_DATASET ENTRIES:_
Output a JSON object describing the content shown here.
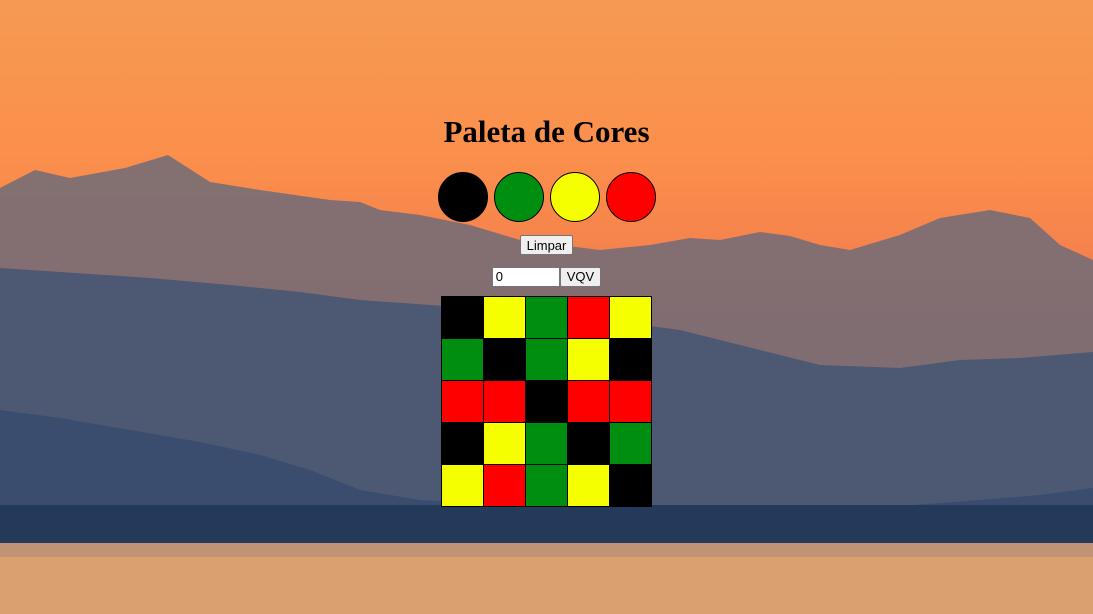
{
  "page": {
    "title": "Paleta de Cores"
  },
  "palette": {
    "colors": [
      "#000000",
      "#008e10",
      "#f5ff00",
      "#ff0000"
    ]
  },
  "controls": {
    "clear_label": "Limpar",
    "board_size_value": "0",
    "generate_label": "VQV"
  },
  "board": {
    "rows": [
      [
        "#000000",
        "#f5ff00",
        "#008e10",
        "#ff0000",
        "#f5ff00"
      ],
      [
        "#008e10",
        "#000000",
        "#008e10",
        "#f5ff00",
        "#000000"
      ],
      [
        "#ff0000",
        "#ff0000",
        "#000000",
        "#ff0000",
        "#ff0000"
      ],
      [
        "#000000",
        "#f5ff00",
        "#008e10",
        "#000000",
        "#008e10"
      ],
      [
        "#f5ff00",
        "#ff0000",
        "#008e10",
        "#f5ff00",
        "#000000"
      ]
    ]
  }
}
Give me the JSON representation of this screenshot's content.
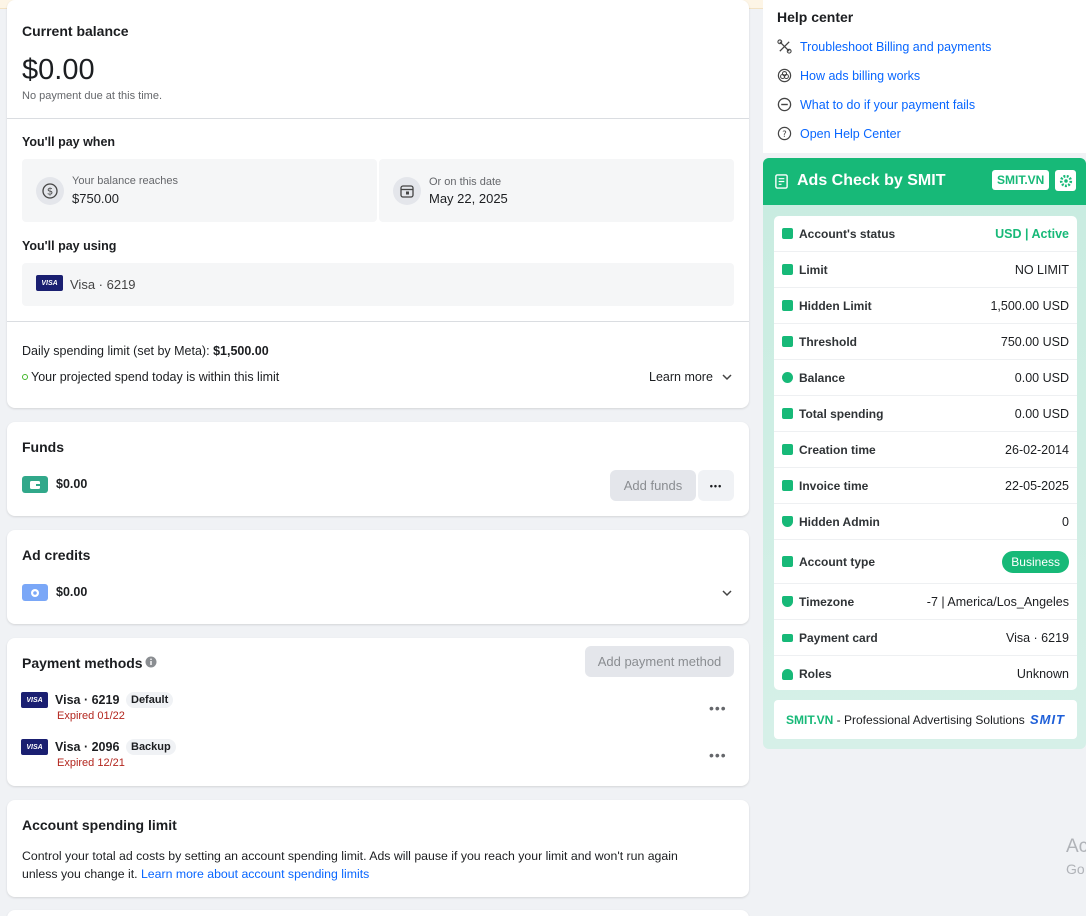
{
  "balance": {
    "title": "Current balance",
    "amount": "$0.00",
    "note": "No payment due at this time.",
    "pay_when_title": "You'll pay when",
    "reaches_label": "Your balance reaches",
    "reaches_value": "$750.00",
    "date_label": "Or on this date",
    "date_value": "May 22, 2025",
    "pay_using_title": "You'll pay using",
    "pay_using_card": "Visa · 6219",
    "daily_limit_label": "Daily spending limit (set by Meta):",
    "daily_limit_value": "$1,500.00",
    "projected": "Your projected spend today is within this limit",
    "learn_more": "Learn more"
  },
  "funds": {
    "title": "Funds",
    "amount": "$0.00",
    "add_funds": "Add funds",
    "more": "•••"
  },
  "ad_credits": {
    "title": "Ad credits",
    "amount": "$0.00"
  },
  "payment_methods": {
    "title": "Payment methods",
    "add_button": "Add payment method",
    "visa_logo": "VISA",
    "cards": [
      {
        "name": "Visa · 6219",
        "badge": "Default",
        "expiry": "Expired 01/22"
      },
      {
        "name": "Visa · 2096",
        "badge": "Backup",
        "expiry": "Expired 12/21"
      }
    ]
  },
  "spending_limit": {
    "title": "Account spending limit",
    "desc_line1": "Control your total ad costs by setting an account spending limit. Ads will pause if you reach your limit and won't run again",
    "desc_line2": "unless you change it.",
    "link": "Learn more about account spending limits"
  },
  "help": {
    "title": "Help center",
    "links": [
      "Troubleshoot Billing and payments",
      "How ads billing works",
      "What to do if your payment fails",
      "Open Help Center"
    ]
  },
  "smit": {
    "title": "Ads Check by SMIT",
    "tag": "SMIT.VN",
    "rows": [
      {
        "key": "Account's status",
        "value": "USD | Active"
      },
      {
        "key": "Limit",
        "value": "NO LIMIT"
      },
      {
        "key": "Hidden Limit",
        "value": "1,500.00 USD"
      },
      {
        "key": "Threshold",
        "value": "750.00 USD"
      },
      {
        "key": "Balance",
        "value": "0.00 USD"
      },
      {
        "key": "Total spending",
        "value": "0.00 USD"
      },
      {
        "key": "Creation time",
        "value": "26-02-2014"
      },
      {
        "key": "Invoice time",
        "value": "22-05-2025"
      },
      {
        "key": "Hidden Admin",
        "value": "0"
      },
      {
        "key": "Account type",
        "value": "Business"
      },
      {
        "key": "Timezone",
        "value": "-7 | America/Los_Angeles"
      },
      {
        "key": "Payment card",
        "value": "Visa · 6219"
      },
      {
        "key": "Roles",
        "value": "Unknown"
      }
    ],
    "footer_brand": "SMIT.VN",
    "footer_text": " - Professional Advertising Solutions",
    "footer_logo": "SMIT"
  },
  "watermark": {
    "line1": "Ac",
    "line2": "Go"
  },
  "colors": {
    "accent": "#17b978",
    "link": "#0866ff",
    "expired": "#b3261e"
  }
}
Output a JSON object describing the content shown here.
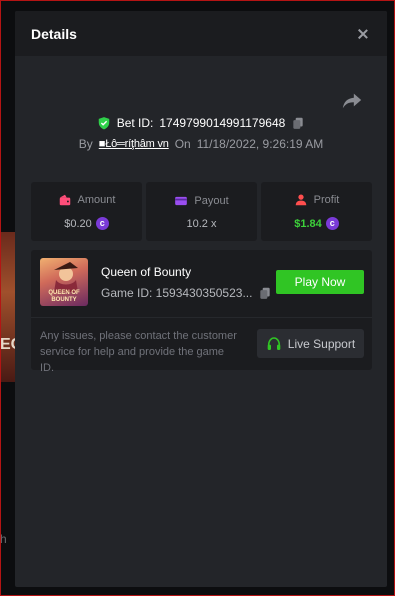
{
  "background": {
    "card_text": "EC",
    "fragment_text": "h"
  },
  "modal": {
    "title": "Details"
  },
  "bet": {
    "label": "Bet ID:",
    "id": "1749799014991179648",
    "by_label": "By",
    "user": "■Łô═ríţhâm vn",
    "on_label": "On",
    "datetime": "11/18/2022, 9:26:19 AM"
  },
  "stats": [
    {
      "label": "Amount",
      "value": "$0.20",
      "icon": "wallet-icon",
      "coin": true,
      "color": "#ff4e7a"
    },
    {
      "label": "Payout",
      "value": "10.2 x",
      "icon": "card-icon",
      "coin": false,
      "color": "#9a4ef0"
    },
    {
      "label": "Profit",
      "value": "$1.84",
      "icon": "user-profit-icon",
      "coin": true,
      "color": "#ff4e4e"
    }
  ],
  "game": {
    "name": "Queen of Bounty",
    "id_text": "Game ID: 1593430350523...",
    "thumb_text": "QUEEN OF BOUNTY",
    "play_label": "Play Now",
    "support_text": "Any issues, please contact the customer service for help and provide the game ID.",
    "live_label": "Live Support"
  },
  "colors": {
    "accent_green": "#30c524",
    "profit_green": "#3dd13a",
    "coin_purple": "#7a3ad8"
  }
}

* * *

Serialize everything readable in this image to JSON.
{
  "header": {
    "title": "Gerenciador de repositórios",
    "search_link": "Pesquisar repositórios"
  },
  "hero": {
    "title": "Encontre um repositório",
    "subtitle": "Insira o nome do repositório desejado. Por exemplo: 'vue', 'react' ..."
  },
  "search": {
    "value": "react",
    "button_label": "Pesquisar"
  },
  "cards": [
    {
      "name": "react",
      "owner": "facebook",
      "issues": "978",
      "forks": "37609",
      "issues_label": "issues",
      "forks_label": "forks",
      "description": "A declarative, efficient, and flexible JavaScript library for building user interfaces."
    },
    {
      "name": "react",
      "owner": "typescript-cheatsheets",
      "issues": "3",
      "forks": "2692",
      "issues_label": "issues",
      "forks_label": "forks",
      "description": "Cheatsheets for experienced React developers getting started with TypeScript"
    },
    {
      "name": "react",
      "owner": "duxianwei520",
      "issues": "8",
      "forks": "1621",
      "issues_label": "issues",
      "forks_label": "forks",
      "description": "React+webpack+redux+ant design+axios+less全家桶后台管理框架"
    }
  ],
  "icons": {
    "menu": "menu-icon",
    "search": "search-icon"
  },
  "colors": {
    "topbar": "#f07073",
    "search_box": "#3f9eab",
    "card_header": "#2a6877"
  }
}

_STATED EXERCISE:_ List all lines where "Learn" occurs.

_EXERCISE RESULT:_
    "learn_more": "Learn more"
    "link": "Learn more about account spending limits"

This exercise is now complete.